--- Exercise goal ---
Write the data out again in full, with no departure from the original.

--- Provided records ---
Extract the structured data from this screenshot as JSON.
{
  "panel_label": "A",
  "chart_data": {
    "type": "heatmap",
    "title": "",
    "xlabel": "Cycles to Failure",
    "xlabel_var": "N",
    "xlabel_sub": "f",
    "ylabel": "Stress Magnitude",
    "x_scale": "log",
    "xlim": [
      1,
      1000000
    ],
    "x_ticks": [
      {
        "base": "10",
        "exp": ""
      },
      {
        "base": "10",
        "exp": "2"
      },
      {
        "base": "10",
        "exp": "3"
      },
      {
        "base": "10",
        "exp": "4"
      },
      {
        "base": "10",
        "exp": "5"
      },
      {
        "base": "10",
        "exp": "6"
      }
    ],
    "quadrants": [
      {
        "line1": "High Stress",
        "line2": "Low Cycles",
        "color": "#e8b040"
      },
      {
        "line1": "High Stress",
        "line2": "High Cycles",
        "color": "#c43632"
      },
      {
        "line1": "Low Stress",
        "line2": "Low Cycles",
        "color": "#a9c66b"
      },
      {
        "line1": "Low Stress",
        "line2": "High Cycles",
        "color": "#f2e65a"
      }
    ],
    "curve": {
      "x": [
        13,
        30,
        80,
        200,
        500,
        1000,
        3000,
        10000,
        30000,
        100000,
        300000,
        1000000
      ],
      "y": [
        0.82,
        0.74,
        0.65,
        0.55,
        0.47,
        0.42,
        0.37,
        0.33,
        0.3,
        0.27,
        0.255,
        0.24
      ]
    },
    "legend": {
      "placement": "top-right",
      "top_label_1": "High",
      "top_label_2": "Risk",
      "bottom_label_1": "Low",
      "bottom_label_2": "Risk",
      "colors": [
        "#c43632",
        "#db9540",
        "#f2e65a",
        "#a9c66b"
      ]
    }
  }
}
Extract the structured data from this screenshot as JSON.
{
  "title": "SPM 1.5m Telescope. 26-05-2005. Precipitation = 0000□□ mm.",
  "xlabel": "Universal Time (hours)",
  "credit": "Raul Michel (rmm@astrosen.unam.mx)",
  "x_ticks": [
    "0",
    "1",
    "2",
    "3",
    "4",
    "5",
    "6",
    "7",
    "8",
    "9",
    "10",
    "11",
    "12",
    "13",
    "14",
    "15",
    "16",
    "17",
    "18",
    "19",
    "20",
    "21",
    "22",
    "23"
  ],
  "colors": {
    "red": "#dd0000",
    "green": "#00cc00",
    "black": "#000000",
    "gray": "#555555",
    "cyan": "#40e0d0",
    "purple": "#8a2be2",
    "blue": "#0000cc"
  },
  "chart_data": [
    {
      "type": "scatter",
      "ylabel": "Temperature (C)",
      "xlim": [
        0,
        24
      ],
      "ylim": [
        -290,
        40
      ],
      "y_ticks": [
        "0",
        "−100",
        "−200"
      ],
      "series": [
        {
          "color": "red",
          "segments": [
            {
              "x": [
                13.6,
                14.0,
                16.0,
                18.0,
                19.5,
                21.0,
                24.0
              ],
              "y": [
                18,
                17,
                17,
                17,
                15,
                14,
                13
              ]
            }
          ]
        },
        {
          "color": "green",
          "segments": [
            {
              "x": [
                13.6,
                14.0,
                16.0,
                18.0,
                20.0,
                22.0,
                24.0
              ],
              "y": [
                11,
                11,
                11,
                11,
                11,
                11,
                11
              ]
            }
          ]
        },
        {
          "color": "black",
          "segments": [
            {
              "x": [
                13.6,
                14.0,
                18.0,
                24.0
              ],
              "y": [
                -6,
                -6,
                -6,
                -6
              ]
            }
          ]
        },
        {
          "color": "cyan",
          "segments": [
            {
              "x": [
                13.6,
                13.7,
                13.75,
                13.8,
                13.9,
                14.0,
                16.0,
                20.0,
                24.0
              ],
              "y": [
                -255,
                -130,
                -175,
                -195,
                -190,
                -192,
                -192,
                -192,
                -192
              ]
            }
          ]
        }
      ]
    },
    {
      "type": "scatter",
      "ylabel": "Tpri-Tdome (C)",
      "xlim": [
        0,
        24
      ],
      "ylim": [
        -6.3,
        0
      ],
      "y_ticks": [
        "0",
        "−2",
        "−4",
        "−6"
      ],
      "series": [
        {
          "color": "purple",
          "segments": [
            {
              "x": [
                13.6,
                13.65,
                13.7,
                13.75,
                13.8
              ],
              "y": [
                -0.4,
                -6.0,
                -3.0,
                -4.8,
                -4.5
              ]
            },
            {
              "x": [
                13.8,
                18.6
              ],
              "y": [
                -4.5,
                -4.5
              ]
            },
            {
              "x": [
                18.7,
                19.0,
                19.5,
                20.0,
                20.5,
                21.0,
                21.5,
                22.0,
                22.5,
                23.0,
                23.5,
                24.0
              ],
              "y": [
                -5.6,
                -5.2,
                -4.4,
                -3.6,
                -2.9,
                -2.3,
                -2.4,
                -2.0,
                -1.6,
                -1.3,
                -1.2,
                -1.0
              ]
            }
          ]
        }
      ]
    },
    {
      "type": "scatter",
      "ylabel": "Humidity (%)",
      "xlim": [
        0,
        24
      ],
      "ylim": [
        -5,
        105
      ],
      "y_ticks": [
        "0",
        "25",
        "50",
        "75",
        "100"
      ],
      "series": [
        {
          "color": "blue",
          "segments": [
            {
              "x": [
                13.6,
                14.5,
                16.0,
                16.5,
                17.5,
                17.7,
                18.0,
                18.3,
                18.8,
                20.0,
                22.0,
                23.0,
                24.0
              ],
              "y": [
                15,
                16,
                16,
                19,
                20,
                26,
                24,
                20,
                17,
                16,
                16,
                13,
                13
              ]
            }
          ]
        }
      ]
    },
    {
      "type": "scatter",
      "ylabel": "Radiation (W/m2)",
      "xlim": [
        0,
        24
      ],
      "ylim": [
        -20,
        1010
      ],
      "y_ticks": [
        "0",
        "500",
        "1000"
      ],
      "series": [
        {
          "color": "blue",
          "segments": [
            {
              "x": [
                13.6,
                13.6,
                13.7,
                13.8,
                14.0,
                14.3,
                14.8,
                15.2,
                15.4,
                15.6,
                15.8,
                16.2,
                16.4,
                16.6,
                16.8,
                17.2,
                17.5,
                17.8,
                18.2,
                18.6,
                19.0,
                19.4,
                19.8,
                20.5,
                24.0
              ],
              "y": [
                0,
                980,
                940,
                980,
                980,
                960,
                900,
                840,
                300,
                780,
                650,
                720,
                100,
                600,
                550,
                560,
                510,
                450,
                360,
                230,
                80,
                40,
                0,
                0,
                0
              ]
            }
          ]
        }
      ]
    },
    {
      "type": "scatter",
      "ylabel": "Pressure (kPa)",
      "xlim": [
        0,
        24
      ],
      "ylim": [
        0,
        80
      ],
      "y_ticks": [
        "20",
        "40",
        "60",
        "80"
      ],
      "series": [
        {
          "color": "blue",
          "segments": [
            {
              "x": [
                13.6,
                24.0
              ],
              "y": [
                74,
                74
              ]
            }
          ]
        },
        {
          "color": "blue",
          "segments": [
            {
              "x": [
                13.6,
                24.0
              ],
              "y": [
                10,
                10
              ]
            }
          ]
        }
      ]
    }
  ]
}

--- Solution ---
Extract the structured data from this screenshot as JSON.
{
  "panel_label": "A",
  "chart_data": {
    "type": "heatmap",
    "title": "",
    "xlabel": "Cycles to Failure",
    "xlabel_var": "N",
    "xlabel_sub": "f",
    "ylabel": "Stress Magnitude",
    "x_scale": "log",
    "xlim": [
      1,
      1000000
    ],
    "x_ticks": [
      {
        "base": "10",
        "exp": ""
      },
      {
        "base": "10",
        "exp": "2"
      },
      {
        "base": "10",
        "exp": "3"
      },
      {
        "base": "10",
        "exp": "4"
      },
      {
        "base": "10",
        "exp": "5"
      },
      {
        "base": "10",
        "exp": "6"
      }
    ],
    "quadrants": [
      {
        "line1": "High Stress",
        "line2": "Low Cycles",
        "color": "#e8b040"
      },
      {
        "line1": "High Stress",
        "line2": "High Cycles",
        "color": "#c43632"
      },
      {
        "line1": "Low Stress",
        "line2": "Low Cycles",
        "color": "#a9c66b"
      },
      {
        "line1": "Low Stress",
        "line2": "High Cycles",
        "color": "#f2e65a"
      }
    ],
    "curve": {
      "x": [
        13,
        30,
        80,
        200,
        500,
        1000,
        3000,
        10000,
        30000,
        100000,
        300000,
        1000000
      ],
      "y": [
        0.82,
        0.74,
        0.65,
        0.55,
        0.47,
        0.42,
        0.37,
        0.33,
        0.3,
        0.27,
        0.255,
        0.24
      ]
    },
    "legend": {
      "placement": "top-right",
      "top_label_1": "High",
      "top_label_2": "Risk",
      "bottom_label_1": "Low",
      "bottom_label_2": "Risk",
      "colors": [
        "#c43632",
        "#db9540",
        "#f2e65a",
        "#a9c66b"
      ]
    }
  }
}
Extract the structured data from this screenshot as JSON.
{
  "title": "SPM 1.5m Telescope. 26-05-2005. Precipitation = 0000□□ mm.",
  "xlabel": "Universal Time (hours)",
  "credit": "Raul Michel (rmm@astrosen.unam.mx)",
  "x_ticks": [
    "0",
    "1",
    "2",
    "3",
    "4",
    "5",
    "6",
    "7",
    "8",
    "9",
    "10",
    "11",
    "12",
    "13",
    "14",
    "15",
    "16",
    "17",
    "18",
    "19",
    "20",
    "21",
    "22",
    "23"
  ],
  "colors": {
    "red": "#dd0000",
    "green": "#00cc00",
    "black": "#000000",
    "gray": "#555555",
    "cyan": "#40e0d0",
    "purple": "#8a2be2",
    "blue": "#0000cc"
  },
  "chart_data": [
    {
      "type": "scatter",
      "ylabel": "Temperature (C)",
      "xlim": [
        0,
        24
      ],
      "ylim": [
        -290,
        40
      ],
      "y_ticks": [
        "0",
        "−100",
        "−200"
      ],
      "series": [
        {
          "color": "red",
          "segments": [
            {
              "x": [
                13.6,
                14.0,
                16.0,
                18.0,
                19.5,
                21.0,
                24.0
              ],
              "y": [
                18,
                17,
                17,
                17,
                15,
                14,
                13
              ]
            }
          ]
        },
        {
          "color": "green",
          "segments": [
            {
              "x": [
                13.6,
                14.0,
                16.0,
                18.0,
                20.0,
                22.0,
                24.0
              ],
              "y": [
                11,
                11,
                11,
                11,
                11,
                11,
                11
              ]
            }
          ]
        },
        {
          "color": "black",
          "segments": [
            {
              "x": [
                13.6,
                14.0,
                18.0,
                24.0
              ],
              "y": [
                -6,
                -6,
                -6,
                -6
              ]
            }
          ]
        },
        {
          "color": "cyan",
          "segments": [
            {
              "x": [
                13.6,
                13.7,
                13.75,
                13.8,
                13.9,
                14.0,
                16.0,
                20.0,
                24.0
              ],
              "y": [
                -255,
                -130,
                -175,
                -195,
                -190,
                -192,
                -192,
                -192,
                -192
              ]
            }
          ]
        }
      ]
    },
    {
      "type": "scatter",
      "ylabel": "Tpri-Tdome (C)",
      "xlim": [
        0,
        24
      ],
      "ylim": [
        -6.3,
        0
      ],
      "y_ticks": [
        "0",
        "−2",
        "−4",
        "−6"
      ],
      "series": [
        {
          "color": "purple",
          "segments": [
            {
              "x": [
                13.6,
                13.65,
                13.7,
                13.75,
                13.8
              ],
              "y": [
                -0.4,
                -6.0,
                -3.0,
                -4.8,
                -4.5
              ]
            },
            {
              "x": [
                13.8,
                18.6
              ],
              "y": [
                -4.5,
                -4.5
              ]
            },
            {
              "x": [
                18.7,
                19.0,
                19.5,
                20.0,
                20.5,
                21.0,
                21.5,
                22.0,
                22.5,
                23.0,
                23.5,
                24.0
              ],
              "y": [
                -5.6,
                -5.2,
                -4.4,
                -3.6,
                -2.9,
                -2.3,
                -2.4,
                -2.0,
                -1.6,
                -1.3,
                -1.2,
                -1.0
              ]
            }
          ]
        }
      ]
    },
    {
      "type": "scatter",
      "ylabel": "Humidity (%)",
      "xlim": [
        0,
        24
      ],
      "ylim": [
        -5,
        105
      ],
      "y_ticks": [
        "0",
        "25",
        "50",
        "75",
        "100"
      ],
      "series": [
        {
          "color": "blue",
          "segments": [
            {
              "x": [
                13.6,
                14.5,
                16.0,
                16.5,
                17.5,
                17.7,
                18.0,
                18.3,
                18.8,
                20.0,
                22.0,
                23.0,
                24.0
              ],
              "y": [
                15,
                16,
                16,
                19,
                20,
                26,
                24,
                20,
                17,
                16,
                16,
                13,
                13
              ]
            }
          ]
        }
      ]
    },
    {
      "type": "scatter",
      "ylabel": "Radiation (W/m2)",
      "xlim": [
        0,
        24
      ],
      "ylim": [
        -20,
        1010
      ],
      "y_ticks": [
        "0",
        "500",
        "1000"
      ],
      "series": [
        {
          "color": "blue",
          "segments": [
            {
              "x": [
                13.6,
                13.6,
                13.7,
                13.8,
                14.0,
                14.3,
                14.8,
                15.2,
                15.4,
                15.6,
                15.8,
                16.2,
                16.4,
                16.6,
                16.8,
                17.2,
                17.5,
                17.8,
                18.2,
                18.6,
                19.0,
                19.4,
                19.8,
                20.5,
                24.0
              ],
              "y": [
                0,
                980,
                940,
                980,
                980,
                960,
                900,
                840,
                300,
                780,
                650,
                720,
                100,
                600,
                550,
                560,
                510,
                450,
                360,
                230,
                80,
                40,
                0,
                0,
                0
              ]
            }
          ]
        }
      ]
    },
    {
      "type": "scatter",
      "ylabel": "Pressure (kPa)",
      "xlim": [
        0,
        24
      ],
      "ylim": [
        0,
        80
      ],
      "y_ticks": [
        "20",
        "40",
        "60",
        "80"
      ],
      "series": [
        {
          "color": "blue",
          "segments": [
            {
              "x": [
                13.6,
                24.0
              ],
              "y": [
                74,
                74
              ]
            }
          ]
        },
        {
          "color": "blue",
          "segments": [
            {
              "x": [
                13.6,
                24.0
              ],
              "y": [
                10,
                10
              ]
            }
          ]
        }
      ]
    }
  ]
}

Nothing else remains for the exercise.